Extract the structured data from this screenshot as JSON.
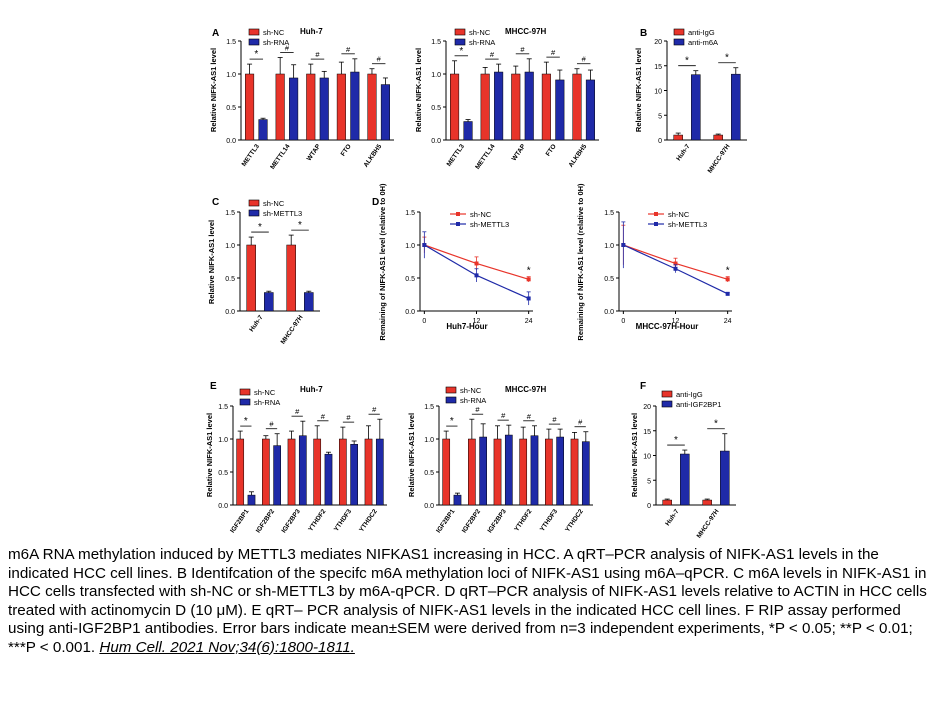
{
  "colors": {
    "red": "#e8342a",
    "blue": "#1f2aa8",
    "axis": "#000000"
  },
  "caption": {
    "text": "m6A RNA methylation induced by METTL3 mediates NIFKAS1 increasing in HCC. A qRT–PCR analysis of NIFK-AS1 levels in the indicated HCC cell lines. B Identifcation of the specifc m6A methylation loci of NIFK-AS1 using m6A–qPCR. C m6A levels in NIFK-AS1 in HCC cells transfected with sh-NC or sh-METTL3 by m6A-qPCR. D qRT–PCR analysis of NIFK-AS1 levels relative to ACTIN in HCC cells treated with actinomycin D (10 μM). E qRT– PCR analysis of NIFK-AS1 levels in the indicated HCC cell lines. F RIP assay performed using anti-IGF2BP1 antibodies. Error bars indicate mean±SEM were derived from n=3 independent experiments, *P < 0.05; **P < 0.01; ***P < 0.001.",
    "citation": "Hum Cell. 2021 Nov;34(6):1800-1811."
  },
  "chart_data": [
    {
      "id": "A1",
      "panel_label": "A",
      "type": "bar",
      "title": "Huh-7",
      "ylabel": "Relative NIFK-AS1 level",
      "ylim": [
        0,
        1.5
      ],
      "yticks": [
        "0.0",
        "0.5",
        "1.0",
        "1.5"
      ],
      "categories": [
        "METTL3",
        "METTL14",
        "WTAP",
        "FTO",
        "ALKBH5"
      ],
      "series": [
        {
          "name": "sh-NC",
          "values": [
            1.0,
            1.0,
            1.0,
            1.0,
            1.0
          ],
          "errors": [
            0.15,
            0.25,
            0.15,
            0.18,
            0.08
          ]
        },
        {
          "name": "sh-RNA",
          "values": [
            0.31,
            0.94,
            0.94,
            1.03,
            0.84
          ],
          "errors": [
            0.02,
            0.2,
            0.1,
            0.2,
            0.1
          ]
        }
      ],
      "sig": [
        "*",
        "#",
        "#",
        "#",
        "#"
      ]
    },
    {
      "id": "A2",
      "type": "bar",
      "title": "MHCC-97H",
      "ylabel": "Relative NIFK-AS1 level",
      "ylim": [
        0,
        1.5
      ],
      "yticks": [
        "0.0",
        "0.5",
        "1.0",
        "1.5"
      ],
      "categories": [
        "METTL3",
        "METTL14",
        "WTAP",
        "FTO",
        "ALKBH5"
      ],
      "series": [
        {
          "name": "sh-NC",
          "values": [
            1.0,
            1.0,
            1.0,
            1.0,
            1.0
          ],
          "errors": [
            0.2,
            0.1,
            0.12,
            0.18,
            0.08
          ]
        },
        {
          "name": "sh-RNA",
          "values": [
            0.28,
            1.03,
            1.03,
            0.91,
            0.91
          ],
          "errors": [
            0.03,
            0.12,
            0.2,
            0.15,
            0.15
          ]
        }
      ],
      "sig": [
        "*",
        "#",
        "#",
        "#",
        "#"
      ]
    },
    {
      "id": "B",
      "panel_label": "B",
      "type": "bar",
      "title": "",
      "ylabel": "Relative NIFK-AS1 level",
      "ylim": [
        0,
        20
      ],
      "yticks": [
        "0",
        "5",
        "10",
        "15",
        "20"
      ],
      "categories": [
        "Huh-7",
        "MHCC-97H"
      ],
      "series": [
        {
          "name": "anti-IgG",
          "values": [
            1.0,
            1.0
          ],
          "errors": [
            0.4,
            0.2
          ]
        },
        {
          "name": "anti-m6A",
          "values": [
            13.2,
            13.3
          ],
          "errors": [
            0.8,
            1.3
          ]
        }
      ],
      "sig": [
        "*",
        "*"
      ]
    },
    {
      "id": "C",
      "panel_label": "C",
      "type": "bar",
      "title": "",
      "ylabel": "Relative NIFK-AS1 level",
      "ylim": [
        0,
        1.5
      ],
      "yticks": [
        "0.0",
        "0.5",
        "1.0",
        "1.5"
      ],
      "categories": [
        "Huh-7",
        "MHCC-97H"
      ],
      "series": [
        {
          "name": "sh-NC",
          "values": [
            1.0,
            1.0
          ],
          "errors": [
            0.12,
            0.15
          ]
        },
        {
          "name": "sh-METTL3",
          "values": [
            0.28,
            0.28
          ],
          "errors": [
            0.02,
            0.02
          ]
        }
      ],
      "sig": [
        "*",
        "*"
      ]
    },
    {
      "id": "D1",
      "panel_label": "D",
      "type": "line",
      "title": "",
      "xlabel": "Huh7-Hour",
      "ylabel": "Remaining of NIFK-AS1 level (relative to 0H)",
      "ylim": [
        0,
        1.5
      ],
      "yticks": [
        "0.0",
        "0.5",
        "1.0",
        "1.5"
      ],
      "x": [
        0,
        12,
        24
      ],
      "xticks": [
        "0",
        "12",
        "24"
      ],
      "series": [
        {
          "name": "sh-NC",
          "values": [
            1.0,
            0.72,
            0.48
          ],
          "errors": [
            0.12,
            0.1,
            0.04
          ]
        },
        {
          "name": "sh-METTL3",
          "values": [
            1.0,
            0.54,
            0.19
          ],
          "errors": [
            0.2,
            0.1,
            0.1
          ]
        }
      ],
      "sig_label": "*"
    },
    {
      "id": "D2",
      "type": "line",
      "title": "",
      "xlabel": "MHCC-97H-Hour",
      "ylabel": "Remaining of NIFK-AS1 level (relative to 0H)",
      "ylim": [
        0,
        1.5
      ],
      "yticks": [
        "0.0",
        "0.5",
        "1.0",
        "1.5"
      ],
      "x": [
        0,
        12,
        24
      ],
      "xticks": [
        "0",
        "12",
        "24"
      ],
      "series": [
        {
          "name": "sh-NC",
          "values": [
            1.0,
            0.72,
            0.48
          ],
          "errors": [
            0.3,
            0.08,
            0.04
          ]
        },
        {
          "name": "sh-METTL3",
          "values": [
            1.0,
            0.64,
            0.26
          ],
          "errors": [
            0.35,
            0.06,
            0.02
          ]
        }
      ],
      "sig_label": "*"
    },
    {
      "id": "E1",
      "panel_label": "E",
      "type": "bar",
      "title": "Huh-7",
      "ylabel": "Relative NIFK-AS1 level",
      "ylim": [
        0,
        1.5
      ],
      "yticks": [
        "0.0",
        "0.5",
        "1.0",
        "1.5"
      ],
      "categories": [
        "IGF2BP1",
        "IGF2BP2",
        "IGF2BP3",
        "YTHDF2",
        "YTHDF3",
        "YTHDC2"
      ],
      "series": [
        {
          "name": "sh-NC",
          "values": [
            1.0,
            1.0,
            1.0,
            1.0,
            1.0,
            1.0
          ],
          "errors": [
            0.12,
            0.05,
            0.12,
            0.2,
            0.18,
            0.2
          ]
        },
        {
          "name": "sh-RNA",
          "values": [
            0.15,
            0.9,
            1.05,
            0.77,
            0.92,
            1.0
          ],
          "errors": [
            0.05,
            0.18,
            0.22,
            0.03,
            0.05,
            0.3
          ]
        }
      ],
      "sig": [
        "*",
        "#",
        "#",
        "#",
        "#",
        "#"
      ]
    },
    {
      "id": "E2",
      "type": "bar",
      "title": "MHCC-97H",
      "ylabel": "Relative NIFK-AS1 level",
      "ylim": [
        0,
        1.5
      ],
      "yticks": [
        "0.0",
        "0.5",
        "1.0",
        "1.5"
      ],
      "categories": [
        "IGF2BP1",
        "IGF2BP2",
        "IGF2BP3",
        "YTHDF2",
        "YTHDF3",
        "YTHDC2"
      ],
      "series": [
        {
          "name": "sh-NC",
          "values": [
            1.0,
            1.0,
            1.0,
            1.0,
            1.0,
            1.0
          ],
          "errors": [
            0.12,
            0.3,
            0.2,
            0.18,
            0.15,
            0.1
          ]
        },
        {
          "name": "sh-RNA",
          "values": [
            0.15,
            1.03,
            1.06,
            1.05,
            1.03,
            0.96
          ],
          "errors": [
            0.03,
            0.2,
            0.15,
            0.15,
            0.12,
            0.15
          ]
        }
      ],
      "sig": [
        "*",
        "#",
        "#",
        "#",
        "#",
        "#"
      ]
    },
    {
      "id": "F",
      "panel_label": "F",
      "type": "bar",
      "title": "",
      "ylabel": "Relative NIFK-AS1 level",
      "ylim": [
        0,
        20
      ],
      "yticks": [
        "0",
        "5",
        "10",
        "15",
        "20"
      ],
      "categories": [
        "Huh-7",
        "MHCC-97H"
      ],
      "series": [
        {
          "name": "anti-IgG",
          "values": [
            1.0,
            1.0
          ],
          "errors": [
            0.2,
            0.2
          ]
        },
        {
          "name": "anti-IGF2BP1",
          "values": [
            10.3,
            10.9
          ],
          "errors": [
            0.8,
            3.5
          ]
        }
      ],
      "sig": [
        "*",
        "*"
      ]
    }
  ]
}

• • • • • • •

Task statement ▸ Check the listing above for "anti". Show every line where it turns up.

Answer to this exercise ▸
    "text": "m6A RNA methylation induced by METTL3 mediates NIFKAS1 increasing in HCC. A qRT–PCR analysis of NIFK-AS1 levels in the indicated HCC cell lines. B Identifcation of the specifc m6A methylation loci of NIFK-AS1 using m6A–qPCR. C m6A levels in NIFK-AS1 in HCC cells transfected with sh-NC or sh-METTL3 by m6A-qPCR. D qRT–PCR analysis of NIFK-AS1 levels relative to ACTIN in HCC cells treated with actinomycin D (10 μM). E qRT– PCR analysis of NIFK-AS1 levels in the indicated HCC cell lines. F RIP assay performed using anti-IGF2BP1 antibodies. Error bars indicate mean±SEM were derived from n=3 independent experiments, *P < 0.05; **P < 0.01; ***P < 0.001.",
          "name": "anti-IgG",
          "name": "anti-m6A",
          "name": "anti-IgG",
          "name": "anti-IGF2BP1",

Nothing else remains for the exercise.